__Given request__
Write out the records below word for word, please.

^^^^

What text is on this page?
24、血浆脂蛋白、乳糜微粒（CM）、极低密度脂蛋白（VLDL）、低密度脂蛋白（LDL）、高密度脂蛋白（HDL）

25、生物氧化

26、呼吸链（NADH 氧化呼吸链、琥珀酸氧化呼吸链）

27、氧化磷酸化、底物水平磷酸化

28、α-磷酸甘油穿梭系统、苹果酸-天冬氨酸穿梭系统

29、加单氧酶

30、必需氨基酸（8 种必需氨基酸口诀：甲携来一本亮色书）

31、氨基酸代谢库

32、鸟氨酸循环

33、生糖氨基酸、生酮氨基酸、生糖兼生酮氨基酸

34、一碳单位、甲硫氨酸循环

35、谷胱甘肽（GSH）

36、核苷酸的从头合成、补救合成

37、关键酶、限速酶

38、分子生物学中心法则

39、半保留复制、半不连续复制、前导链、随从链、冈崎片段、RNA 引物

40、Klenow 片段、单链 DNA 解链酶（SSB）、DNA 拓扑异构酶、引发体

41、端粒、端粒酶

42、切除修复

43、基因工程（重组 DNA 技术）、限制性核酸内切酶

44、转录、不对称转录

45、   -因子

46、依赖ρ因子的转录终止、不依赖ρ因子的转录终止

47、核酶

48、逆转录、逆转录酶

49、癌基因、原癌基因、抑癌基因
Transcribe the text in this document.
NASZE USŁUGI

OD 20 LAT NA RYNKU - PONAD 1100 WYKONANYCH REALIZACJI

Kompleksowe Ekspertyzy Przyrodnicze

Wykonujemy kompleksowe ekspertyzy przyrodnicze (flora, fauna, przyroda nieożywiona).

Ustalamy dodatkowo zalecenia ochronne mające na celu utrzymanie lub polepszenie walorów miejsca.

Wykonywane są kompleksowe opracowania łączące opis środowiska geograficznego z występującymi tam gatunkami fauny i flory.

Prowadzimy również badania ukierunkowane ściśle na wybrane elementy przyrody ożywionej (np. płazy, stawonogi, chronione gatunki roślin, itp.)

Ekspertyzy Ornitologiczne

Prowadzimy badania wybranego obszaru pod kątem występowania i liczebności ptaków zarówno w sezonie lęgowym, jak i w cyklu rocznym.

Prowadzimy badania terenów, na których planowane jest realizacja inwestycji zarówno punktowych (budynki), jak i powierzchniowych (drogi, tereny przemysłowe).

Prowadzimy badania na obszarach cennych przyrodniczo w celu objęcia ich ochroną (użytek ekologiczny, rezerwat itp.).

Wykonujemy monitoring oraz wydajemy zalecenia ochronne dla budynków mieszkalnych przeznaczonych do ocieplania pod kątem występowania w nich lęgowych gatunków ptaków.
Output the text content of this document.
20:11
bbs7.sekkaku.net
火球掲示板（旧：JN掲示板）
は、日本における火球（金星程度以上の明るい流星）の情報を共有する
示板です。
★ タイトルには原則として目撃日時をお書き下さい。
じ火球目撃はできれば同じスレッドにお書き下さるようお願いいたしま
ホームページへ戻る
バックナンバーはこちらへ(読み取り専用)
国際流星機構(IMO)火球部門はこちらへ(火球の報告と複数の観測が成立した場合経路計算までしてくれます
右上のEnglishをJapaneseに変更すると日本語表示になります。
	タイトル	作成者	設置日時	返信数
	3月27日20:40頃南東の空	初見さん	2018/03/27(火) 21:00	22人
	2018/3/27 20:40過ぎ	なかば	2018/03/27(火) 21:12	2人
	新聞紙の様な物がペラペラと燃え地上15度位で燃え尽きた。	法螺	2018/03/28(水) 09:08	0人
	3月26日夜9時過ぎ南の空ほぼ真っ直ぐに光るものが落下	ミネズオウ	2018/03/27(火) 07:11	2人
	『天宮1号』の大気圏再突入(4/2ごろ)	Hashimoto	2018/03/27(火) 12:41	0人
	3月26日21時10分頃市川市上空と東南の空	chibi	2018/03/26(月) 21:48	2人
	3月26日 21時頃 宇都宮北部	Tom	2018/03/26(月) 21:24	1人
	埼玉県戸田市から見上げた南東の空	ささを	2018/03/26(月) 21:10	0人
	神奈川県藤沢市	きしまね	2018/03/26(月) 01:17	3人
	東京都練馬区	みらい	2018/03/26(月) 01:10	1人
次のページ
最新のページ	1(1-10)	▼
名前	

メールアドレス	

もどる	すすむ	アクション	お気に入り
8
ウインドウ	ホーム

^^^^

__Answer__
What text is on this page?
24、血浆脂蛋白、乳糜微粒（CM）、极低密度脂蛋白（VLDL）、低密度脂蛋白（LDL）、高密度脂蛋白（HDL）

25、生物氧化

26、呼吸链（NADH 氧化呼吸链、琥珀酸氧化呼吸链）

27、氧化磷酸化、底物水平磷酸化

28、α-磷酸甘油穿梭系统、苹果酸-天冬氨酸穿梭系统

29、加单氧酶

30、必需氨基酸（8 种必需氨基酸口诀：甲携来一本亮色书）

31、氨基酸代谢库

32、鸟氨酸循环

33、生糖氨基酸、生酮氨基酸、生糖兼生酮氨基酸

34、一碳单位、甲硫氨酸循环

35、谷胱甘肽（GSH）

36、核苷酸的从头合成、补救合成

37、关键酶、限速酶

38、分子生物学中心法则

39、半保留复制、半不连续复制、前导链、随从链、冈崎片段、RNA 引物

40、Klenow 片段、单链 DNA 解链酶（SSB）、DNA 拓扑异构酶、引发体

41、端粒、端粒酶

42、切除修复

43、基因工程（重组 DNA 技术）、限制性核酸内切酶

44、转录、不对称转录

45、   -因子

46、依赖ρ因子的转录终止、不依赖ρ因子的转录终止

47、核酶

48、逆转录、逆转录酶

49、癌基因、原癌基因、抑癌基因
Transcribe the text in this document.
NASZE USŁUGI

OD 20 LAT NA RYNKU - PONAD 1100 WYKONANYCH REALIZACJI

Kompleksowe Ekspertyzy Przyrodnicze

Wykonujemy kompleksowe ekspertyzy przyrodnicze (flora, fauna, przyroda nieożywiona).

Ustalamy dodatkowo zalecenia ochronne mające na celu utrzymanie lub polepszenie walorów miejsca.

Wykonywane są kompleksowe opracowania łączące opis środowiska geograficznego z występującymi tam gatunkami fauny i flory.

Prowadzimy również badania ukierunkowane ściśle na wybrane elementy przyrody ożywionej (np. płazy, stawonogi, chronione gatunki roślin, itp.)

Ekspertyzy Ornitologiczne

Prowadzimy badania wybranego obszaru pod kątem występowania i liczebności ptaków zarówno w sezonie lęgowym, jak i w cyklu rocznym.

Prowadzimy badania terenów, na których planowane jest realizacja inwestycji zarówno punktowych (budynki), jak i powierzchniowych (drogi, tereny przemysłowe).

Prowadzimy badania na obszarach cennych przyrodniczo w celu objęcia ich ochroną (użytek ekologiczny, rezerwat itp.).

Wykonujemy monitoring oraz wydajemy zalecenia ochronne dla budynków mieszkalnych przeznaczonych do ocieplania pod kątem występowania w nich lęgowych gatunków ptaków.
Output the text content of this document.
20:11
bbs7.sekkaku.net
火球掲示板（旧：JN掲示板）
は、日本における火球（金星程度以上の明るい流星）の情報を共有する
示板です。
★ タイトルには原則として目撃日時をお書き下さい。
じ火球目撃はできれば同じスレッドにお書き下さるようお願いいたしま
ホームページへ戻る
バックナンバーはこちらへ(読み取り専用)
国際流星機構(IMO)火球部門はこちらへ(火球の報告と複数の観測が成立した場合経路計算までしてくれます
右上のEnglishをJapaneseに変更すると日本語表示になります。
	タイトル	作成者	設置日時	返信数
	3月27日20:40頃南東の空	初見さん	2018/03/27(火) 21:00	22人
	2018/3/27 20:40過ぎ	なかば	2018/03/27(火) 21:12	2人
	新聞紙の様な物がペラペラと燃え地上15度位で燃え尽きた。	法螺	2018/03/28(水) 09:08	0人
	3月26日夜9時過ぎ南の空ほぼ真っ直ぐに光るものが落下	ミネズオウ	2018/03/27(火) 07:11	2人
	『天宮1号』の大気圏再突入(4/2ごろ)	Hashimoto	2018/03/27(火) 12:41	0人
	3月26日21時10分頃市川市上空と東南の空	chibi	2018/03/26(月) 21:48	2人
	3月26日 21時頃 宇都宮北部	Tom	2018/03/26(月) 21:24	1人
	埼玉県戸田市から見上げた南東の空	ささを	2018/03/26(月) 21:10	0人
	神奈川県藤沢市	きしまね	2018/03/26(月) 01:17	3人
	東京都練馬区	みらい	2018/03/26(月) 01:10	1人
次のページ
最新のページ	1(1-10)	▼
名前	

メールアドレス	

もどる	すすむ	アクション	お気に入り
8
ウインドウ	ホーム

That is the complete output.